◆ Instructions to follow
Each record below should be repeated precisely as written.

= = = =

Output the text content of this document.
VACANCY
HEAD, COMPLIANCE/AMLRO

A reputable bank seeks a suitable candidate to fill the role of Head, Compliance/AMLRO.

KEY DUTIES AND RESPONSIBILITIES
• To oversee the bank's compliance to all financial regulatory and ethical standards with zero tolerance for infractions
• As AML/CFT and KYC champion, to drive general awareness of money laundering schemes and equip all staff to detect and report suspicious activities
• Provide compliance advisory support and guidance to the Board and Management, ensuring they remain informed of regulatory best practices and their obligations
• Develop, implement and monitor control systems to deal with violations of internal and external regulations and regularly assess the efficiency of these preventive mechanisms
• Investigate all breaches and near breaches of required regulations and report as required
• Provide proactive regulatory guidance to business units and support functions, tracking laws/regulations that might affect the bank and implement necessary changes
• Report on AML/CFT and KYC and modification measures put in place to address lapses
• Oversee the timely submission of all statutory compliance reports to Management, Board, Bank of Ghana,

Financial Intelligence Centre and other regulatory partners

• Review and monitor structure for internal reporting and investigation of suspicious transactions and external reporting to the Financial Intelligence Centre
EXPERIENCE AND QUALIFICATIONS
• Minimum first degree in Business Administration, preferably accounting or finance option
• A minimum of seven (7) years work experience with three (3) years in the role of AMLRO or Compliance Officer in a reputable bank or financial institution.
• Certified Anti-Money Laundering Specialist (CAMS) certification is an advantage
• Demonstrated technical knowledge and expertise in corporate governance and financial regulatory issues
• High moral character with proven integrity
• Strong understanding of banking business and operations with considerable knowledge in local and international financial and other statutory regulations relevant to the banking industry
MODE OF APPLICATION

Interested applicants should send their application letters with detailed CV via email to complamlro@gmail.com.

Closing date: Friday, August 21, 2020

= = = =

◆ Output of the task
Output the text content of this document.
VACANCY
HEAD, COMPLIANCE/AMLRO

A reputable bank seeks a suitable candidate to fill the role of Head, Compliance/AMLRO.

KEY DUTIES AND RESPONSIBILITIES
• To oversee the bank's compliance to all financial regulatory and ethical standards with zero tolerance for infractions
• As AML/CFT and KYC champion, to drive general awareness of money laundering schemes and equip all staff to detect and report suspicious activities
• Provide compliance advisory support and guidance to the Board and Management, ensuring they remain informed of regulatory best practices and their obligations
• Develop, implement and monitor control systems to deal with violations of internal and external regulations and regularly assess the efficiency of these preventive mechanisms
• Investigate all breaches and near breaches of required regulations and report as required
• Provide proactive regulatory guidance to business units and support functions, tracking laws/regulations that might affect the bank and implement necessary changes
• Report on AML/CFT and KYC and modification measures put in place to address lapses
• Oversee the timely submission of all statutory compliance reports to Management, Board, Bank of Ghana,

Financial Intelligence Centre and other regulatory partners

• Review and monitor structure for internal reporting and investigation of suspicious transactions and external reporting to the Financial Intelligence Centre
EXPERIENCE AND QUALIFICATIONS
• Minimum first degree in Business Administration, preferably accounting or finance option
• A minimum of seven (7) years work experience with three (3) years in the role of AMLRO or Compliance Officer in a reputable bank or financial institution.
• Certified Anti-Money Laundering Specialist (CAMS) certification is an advantage
• Demonstrated technical knowledge and expertise in corporate governance and financial regulatory issues
• High moral character with proven integrity
• Strong understanding of banking business and operations with considerable knowledge in local and international financial and other statutory regulations relevant to the banking industry
MODE OF APPLICATION

Interested applicants should send their application letters with detailed CV via email to complamlro@gmail.com.

Closing date: Friday, August 21, 2020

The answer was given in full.